[Records from a data collection]
= = = = =

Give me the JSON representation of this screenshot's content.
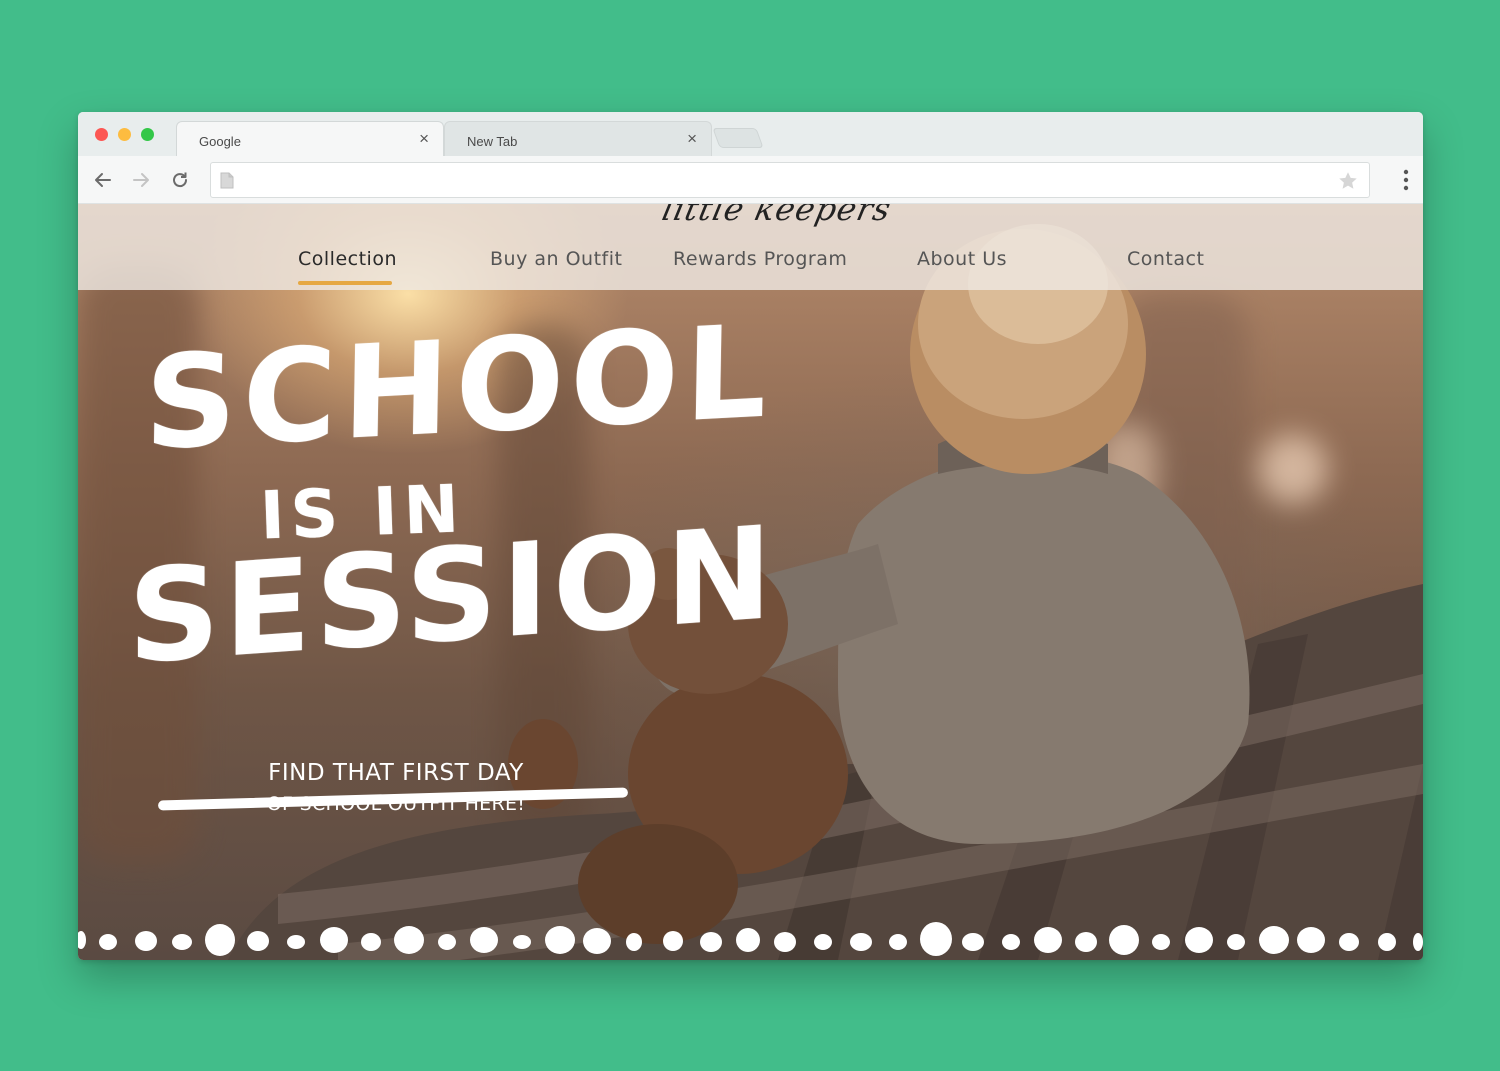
{
  "browser": {
    "tabs": [
      {
        "title": "Google",
        "close_glyph": "×"
      },
      {
        "title": "New Tab",
        "close_glyph": "×"
      }
    ],
    "url": "",
    "icons": {
      "back": "arrow-left-icon",
      "forward": "arrow-right-icon",
      "reload": "reload-icon",
      "page": "page-icon",
      "bookmark": "star-icon",
      "menu": "kebab-menu-icon"
    }
  },
  "site": {
    "logo": "little keepers",
    "nav": [
      {
        "label": "Collection",
        "active": true
      },
      {
        "label": "Buy an Outfit",
        "active": false
      },
      {
        "label": "Rewards Program",
        "active": false
      },
      {
        "label": "About Us",
        "active": false
      },
      {
        "label": "Contact",
        "active": false
      }
    ],
    "hero": {
      "line1": "SCHOOL",
      "line2": "IS IN",
      "line3": "SESSION",
      "subtitle_1": "FIND THAT FIRST DAY",
      "subtitle_2": "OF SCHOOL OUTFIT HERE!"
    }
  },
  "colors": {
    "background": "#42bd8a",
    "nav_active_underline": "#e6a843",
    "traffic_red": "#fc5753",
    "traffic_yellow": "#fdbc40",
    "traffic_green": "#33c748"
  }
}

= = = = =

Written request:
The records above are to be reproduced exactly; the pictures are to be left out.

Finished task:
Give me the JSON representation of this screenshot's content.
{
  "browser": {
    "tabs": [
      {
        "title": "Google",
        "close_glyph": "×"
      },
      {
        "title": "New Tab",
        "close_glyph": "×"
      }
    ],
    "url": "",
    "icons": {
      "back": "arrow-left-icon",
      "forward": "arrow-right-icon",
      "reload": "reload-icon",
      "page": "page-icon",
      "bookmark": "star-icon",
      "menu": "kebab-menu-icon"
    }
  },
  "site": {
    "logo": "little keepers",
    "nav": [
      {
        "label": "Collection",
        "active": true
      },
      {
        "label": "Buy an Outfit",
        "active": false
      },
      {
        "label": "Rewards Program",
        "active": false
      },
      {
        "label": "About Us",
        "active": false
      },
      {
        "label": "Contact",
        "active": false
      }
    ],
    "hero": {
      "line1": "SCHOOL",
      "line2": "IS IN",
      "line3": "SESSION",
      "subtitle_1": "FIND THAT FIRST DAY",
      "subtitle_2": "OF SCHOOL OUTFIT HERE!"
    }
  },
  "colors": {
    "background": "#42bd8a",
    "nav_active_underline": "#e6a843",
    "traffic_red": "#fc5753",
    "traffic_yellow": "#fdbc40",
    "traffic_green": "#33c748"
  }
}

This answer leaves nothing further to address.